==== SUPPLIED RECORDS
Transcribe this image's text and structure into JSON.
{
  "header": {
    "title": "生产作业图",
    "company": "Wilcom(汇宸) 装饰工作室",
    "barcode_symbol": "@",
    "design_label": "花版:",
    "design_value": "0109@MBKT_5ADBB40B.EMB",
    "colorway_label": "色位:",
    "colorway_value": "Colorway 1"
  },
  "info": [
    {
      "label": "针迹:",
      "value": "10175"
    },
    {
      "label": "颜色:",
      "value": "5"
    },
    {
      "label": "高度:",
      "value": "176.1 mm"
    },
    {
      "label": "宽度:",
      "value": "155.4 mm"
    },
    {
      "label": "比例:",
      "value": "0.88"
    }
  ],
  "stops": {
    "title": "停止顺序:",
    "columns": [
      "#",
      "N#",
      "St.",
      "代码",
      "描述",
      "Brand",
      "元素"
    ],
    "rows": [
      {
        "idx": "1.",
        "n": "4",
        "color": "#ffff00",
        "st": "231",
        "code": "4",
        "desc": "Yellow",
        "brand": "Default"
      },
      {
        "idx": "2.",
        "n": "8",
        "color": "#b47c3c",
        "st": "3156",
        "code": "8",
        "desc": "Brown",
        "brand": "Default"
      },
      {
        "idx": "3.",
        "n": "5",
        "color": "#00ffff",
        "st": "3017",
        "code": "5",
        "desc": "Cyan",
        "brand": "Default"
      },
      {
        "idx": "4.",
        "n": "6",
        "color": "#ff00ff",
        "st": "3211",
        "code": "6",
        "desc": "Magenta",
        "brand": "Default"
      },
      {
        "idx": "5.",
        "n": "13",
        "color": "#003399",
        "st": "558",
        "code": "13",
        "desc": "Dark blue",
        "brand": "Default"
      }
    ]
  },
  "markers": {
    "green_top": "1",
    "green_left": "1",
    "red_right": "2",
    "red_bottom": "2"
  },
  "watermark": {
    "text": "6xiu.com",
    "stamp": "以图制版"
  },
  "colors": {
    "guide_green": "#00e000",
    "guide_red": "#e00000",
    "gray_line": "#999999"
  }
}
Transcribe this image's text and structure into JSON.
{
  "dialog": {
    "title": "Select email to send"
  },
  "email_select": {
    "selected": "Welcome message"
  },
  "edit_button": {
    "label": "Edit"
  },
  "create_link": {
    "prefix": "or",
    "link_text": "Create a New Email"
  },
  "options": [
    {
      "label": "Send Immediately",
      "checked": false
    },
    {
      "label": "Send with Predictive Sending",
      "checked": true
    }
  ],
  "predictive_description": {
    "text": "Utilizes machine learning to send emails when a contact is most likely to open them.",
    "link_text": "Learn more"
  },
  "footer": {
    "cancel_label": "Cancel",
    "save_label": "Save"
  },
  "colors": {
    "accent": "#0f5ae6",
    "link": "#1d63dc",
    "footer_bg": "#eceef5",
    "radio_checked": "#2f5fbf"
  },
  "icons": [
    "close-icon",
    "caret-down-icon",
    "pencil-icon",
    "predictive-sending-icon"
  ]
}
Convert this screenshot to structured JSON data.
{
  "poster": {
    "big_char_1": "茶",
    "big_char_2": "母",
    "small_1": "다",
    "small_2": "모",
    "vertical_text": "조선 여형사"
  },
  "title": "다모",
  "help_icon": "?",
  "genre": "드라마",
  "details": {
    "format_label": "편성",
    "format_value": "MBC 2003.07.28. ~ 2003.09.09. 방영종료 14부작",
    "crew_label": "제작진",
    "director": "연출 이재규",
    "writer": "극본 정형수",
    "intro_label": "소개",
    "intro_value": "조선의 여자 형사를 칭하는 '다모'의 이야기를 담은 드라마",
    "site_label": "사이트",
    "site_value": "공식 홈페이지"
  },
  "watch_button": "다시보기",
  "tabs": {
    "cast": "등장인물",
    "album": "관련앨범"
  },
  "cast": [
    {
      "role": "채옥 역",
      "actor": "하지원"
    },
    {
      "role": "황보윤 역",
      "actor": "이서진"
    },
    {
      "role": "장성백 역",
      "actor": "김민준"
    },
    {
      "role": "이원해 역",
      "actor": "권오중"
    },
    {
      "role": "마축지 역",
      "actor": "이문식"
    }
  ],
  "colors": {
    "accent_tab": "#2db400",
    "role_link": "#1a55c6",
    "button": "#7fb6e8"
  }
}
========
| EXERCISE BRIEF |
All of the material must be reproduced exactly.

| TASK RESULT |
Transcribe this image's text and structure into JSON.
{
  "header": {
    "title": "生产作业图",
    "company": "Wilcom(汇宸) 装饰工作室",
    "barcode_symbol": "@",
    "design_label": "花版:",
    "design_value": "0109@MBKT_5ADBB40B.EMB",
    "colorway_label": "色位:",
    "colorway_value": "Colorway 1"
  },
  "info": [
    {
      "label": "针迹:",
      "value": "10175"
    },
    {
      "label": "颜色:",
      "value": "5"
    },
    {
      "label": "高度:",
      "value": "176.1 mm"
    },
    {
      "label": "宽度:",
      "value": "155.4 mm"
    },
    {
      "label": "比例:",
      "value": "0.88"
    }
  ],
  "stops": {
    "title": "停止顺序:",
    "columns": [
      "#",
      "N#",
      "St.",
      "代码",
      "描述",
      "Brand",
      "元素"
    ],
    "rows": [
      {
        "idx": "1.",
        "n": "4",
        "color": "#ffff00",
        "st": "231",
        "code": "4",
        "desc": "Yellow",
        "brand": "Default"
      },
      {
        "idx": "2.",
        "n": "8",
        "color": "#b47c3c",
        "st": "3156",
        "code": "8",
        "desc": "Brown",
        "brand": "Default"
      },
      {
        "idx": "3.",
        "n": "5",
        "color": "#00ffff",
        "st": "3017",
        "code": "5",
        "desc": "Cyan",
        "brand": "Default"
      },
      {
        "idx": "4.",
        "n": "6",
        "color": "#ff00ff",
        "st": "3211",
        "code": "6",
        "desc": "Magenta",
        "brand": "Default"
      },
      {
        "idx": "5.",
        "n": "13",
        "color": "#003399",
        "st": "558",
        "code": "13",
        "desc": "Dark blue",
        "brand": "Default"
      }
    ]
  },
  "markers": {
    "green_top": "1",
    "green_left": "1",
    "red_right": "2",
    "red_bottom": "2"
  },
  "watermark": {
    "text": "6xiu.com",
    "stamp": "以图制版"
  },
  "colors": {
    "guide_green": "#00e000",
    "guide_red": "#e00000",
    "gray_line": "#999999"
  }
}
Transcribe this image's text and structure into JSON.
{
  "dialog": {
    "title": "Select email to send"
  },
  "email_select": {
    "selected": "Welcome message"
  },
  "edit_button": {
    "label": "Edit"
  },
  "create_link": {
    "prefix": "or",
    "link_text": "Create a New Email"
  },
  "options": [
    {
      "label": "Send Immediately",
      "checked": false
    },
    {
      "label": "Send with Predictive Sending",
      "checked": true
    }
  ],
  "predictive_description": {
    "text": "Utilizes machine learning to send emails when a contact is most likely to open them.",
    "link_text": "Learn more"
  },
  "footer": {
    "cancel_label": "Cancel",
    "save_label": "Save"
  },
  "colors": {
    "accent": "#0f5ae6",
    "link": "#1d63dc",
    "footer_bg": "#eceef5",
    "radio_checked": "#2f5fbf"
  },
  "icons": [
    "close-icon",
    "caret-down-icon",
    "pencil-icon",
    "predictive-sending-icon"
  ]
}
Convert this screenshot to structured JSON data.
{
  "poster": {
    "big_char_1": "茶",
    "big_char_2": "母",
    "small_1": "다",
    "small_2": "모",
    "vertical_text": "조선 여형사"
  },
  "title": "다모",
  "help_icon": "?",
  "genre": "드라마",
  "details": {
    "format_label": "편성",
    "format_value": "MBC 2003.07.28. ~ 2003.09.09. 방영종료 14부작",
    "crew_label": "제작진",
    "director": "연출 이재규",
    "writer": "극본 정형수",
    "intro_label": "소개",
    "intro_value": "조선의 여자 형사를 칭하는 '다모'의 이야기를 담은 드라마",
    "site_label": "사이트",
    "site_value": "공식 홈페이지"
  },
  "watch_button": "다시보기",
  "tabs": {
    "cast": "등장인물",
    "album": "관련앨범"
  },
  "cast": [
    {
      "role": "채옥 역",
      "actor": "하지원"
    },
    {
      "role": "황보윤 역",
      "actor": "이서진"
    },
    {
      "role": "장성백 역",
      "actor": "김민준"
    },
    {
      "role": "이원해 역",
      "actor": "권오중"
    },
    {
      "role": "마축지 역",
      "actor": "이문식"
    }
  ],
  "colors": {
    "accent_tab": "#2db400",
    "role_link": "#1a55c6",
    "button": "#7fb6e8"
  }
}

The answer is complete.